Entries provided
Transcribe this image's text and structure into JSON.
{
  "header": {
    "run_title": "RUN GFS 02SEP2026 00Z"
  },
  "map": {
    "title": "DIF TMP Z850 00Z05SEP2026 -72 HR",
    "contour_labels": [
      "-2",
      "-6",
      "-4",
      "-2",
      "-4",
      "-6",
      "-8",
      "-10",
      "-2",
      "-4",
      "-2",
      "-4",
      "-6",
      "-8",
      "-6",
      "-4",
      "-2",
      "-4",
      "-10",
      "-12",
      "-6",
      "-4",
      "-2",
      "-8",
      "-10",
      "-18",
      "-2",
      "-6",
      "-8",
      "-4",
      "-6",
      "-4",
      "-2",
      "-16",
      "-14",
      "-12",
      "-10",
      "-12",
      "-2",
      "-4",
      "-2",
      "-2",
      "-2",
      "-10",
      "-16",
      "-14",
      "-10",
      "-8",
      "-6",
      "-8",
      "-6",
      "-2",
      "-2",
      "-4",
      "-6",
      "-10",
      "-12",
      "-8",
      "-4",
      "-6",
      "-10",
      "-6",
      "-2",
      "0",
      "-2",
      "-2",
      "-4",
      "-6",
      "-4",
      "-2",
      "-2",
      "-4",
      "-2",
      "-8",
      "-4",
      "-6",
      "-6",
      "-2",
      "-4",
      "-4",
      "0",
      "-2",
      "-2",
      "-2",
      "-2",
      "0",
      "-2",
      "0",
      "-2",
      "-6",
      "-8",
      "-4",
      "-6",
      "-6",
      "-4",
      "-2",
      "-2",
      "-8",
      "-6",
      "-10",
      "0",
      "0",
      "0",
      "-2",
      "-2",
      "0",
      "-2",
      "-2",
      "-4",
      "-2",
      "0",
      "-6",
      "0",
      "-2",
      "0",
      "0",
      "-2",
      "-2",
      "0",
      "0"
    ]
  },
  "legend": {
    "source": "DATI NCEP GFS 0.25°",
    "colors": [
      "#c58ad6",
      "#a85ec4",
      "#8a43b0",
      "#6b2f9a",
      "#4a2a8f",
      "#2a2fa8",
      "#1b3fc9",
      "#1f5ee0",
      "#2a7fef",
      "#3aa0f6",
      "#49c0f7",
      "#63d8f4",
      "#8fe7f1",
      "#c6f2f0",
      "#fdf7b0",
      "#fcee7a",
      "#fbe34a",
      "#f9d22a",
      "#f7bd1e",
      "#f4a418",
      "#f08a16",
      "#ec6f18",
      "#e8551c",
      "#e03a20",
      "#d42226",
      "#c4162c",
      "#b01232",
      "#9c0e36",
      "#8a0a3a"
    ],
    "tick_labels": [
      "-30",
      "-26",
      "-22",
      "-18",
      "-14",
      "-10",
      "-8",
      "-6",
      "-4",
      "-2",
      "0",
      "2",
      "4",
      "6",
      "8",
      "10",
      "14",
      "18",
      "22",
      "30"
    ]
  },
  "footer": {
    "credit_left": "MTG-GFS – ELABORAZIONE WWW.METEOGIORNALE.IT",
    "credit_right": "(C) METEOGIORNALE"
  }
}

Work instructions
Check every line of the entries above for the word "METEOGIORNALE" and report how many lines contain it, giving the number only.

Output
2